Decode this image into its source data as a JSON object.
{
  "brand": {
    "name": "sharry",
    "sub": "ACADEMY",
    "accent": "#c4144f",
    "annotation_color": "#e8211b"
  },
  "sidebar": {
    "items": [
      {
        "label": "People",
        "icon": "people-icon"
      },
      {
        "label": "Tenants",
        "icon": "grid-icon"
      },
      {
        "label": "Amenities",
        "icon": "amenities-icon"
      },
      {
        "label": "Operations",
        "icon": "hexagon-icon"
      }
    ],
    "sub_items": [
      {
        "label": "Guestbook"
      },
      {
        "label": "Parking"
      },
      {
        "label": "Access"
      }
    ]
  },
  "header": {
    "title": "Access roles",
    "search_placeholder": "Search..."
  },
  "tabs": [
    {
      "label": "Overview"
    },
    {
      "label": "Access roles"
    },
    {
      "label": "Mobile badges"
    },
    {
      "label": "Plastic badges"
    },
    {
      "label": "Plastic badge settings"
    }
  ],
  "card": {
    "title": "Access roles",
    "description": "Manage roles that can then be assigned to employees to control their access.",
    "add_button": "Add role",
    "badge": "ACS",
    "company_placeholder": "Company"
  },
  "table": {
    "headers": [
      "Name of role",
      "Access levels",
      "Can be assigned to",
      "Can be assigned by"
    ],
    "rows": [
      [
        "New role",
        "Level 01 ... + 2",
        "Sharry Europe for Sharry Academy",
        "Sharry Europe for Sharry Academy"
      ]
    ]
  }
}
=======
#### [What this task involves]
Take the entries above and copy them out exactly.

#### [Written reply]
Decode this image into its source data as a JSON object.
{
  "brand": {
    "name": "sharry",
    "sub": "ACADEMY",
    "accent": "#c4144f",
    "annotation_color": "#e8211b"
  },
  "sidebar": {
    "items": [
      {
        "label": "People",
        "icon": "people-icon"
      },
      {
        "label": "Tenants",
        "icon": "grid-icon"
      },
      {
        "label": "Amenities",
        "icon": "amenities-icon"
      },
      {
        "label": "Operations",
        "icon": "hexagon-icon"
      }
    ],
    "sub_items": [
      {
        "label": "Guestbook"
      },
      {
        "label": "Parking"
      },
      {
        "label": "Access"
      }
    ]
  },
  "header": {
    "title": "Access roles",
    "search_placeholder": "Search..."
  },
  "tabs": [
    {
      "label": "Overview"
    },
    {
      "label": "Access roles"
    },
    {
      "label": "Mobile badges"
    },
    {
      "label": "Plastic badges"
    },
    {
      "label": "Plastic badge settings"
    }
  ],
  "card": {
    "title": "Access roles",
    "description": "Manage roles that can then be assigned to employees to control their access.",
    "add_button": "Add role",
    "badge": "ACS",
    "company_placeholder": "Company"
  },
  "table": {
    "headers": [
      "Name of role",
      "Access levels",
      "Can be assigned to",
      "Can be assigned by"
    ],
    "rows": [
      [
        "New role",
        "Level 01 ... + 2",
        "Sharry Europe for Sharry Academy",
        "Sharry Europe for Sharry Academy"
      ]
    ]
  }
}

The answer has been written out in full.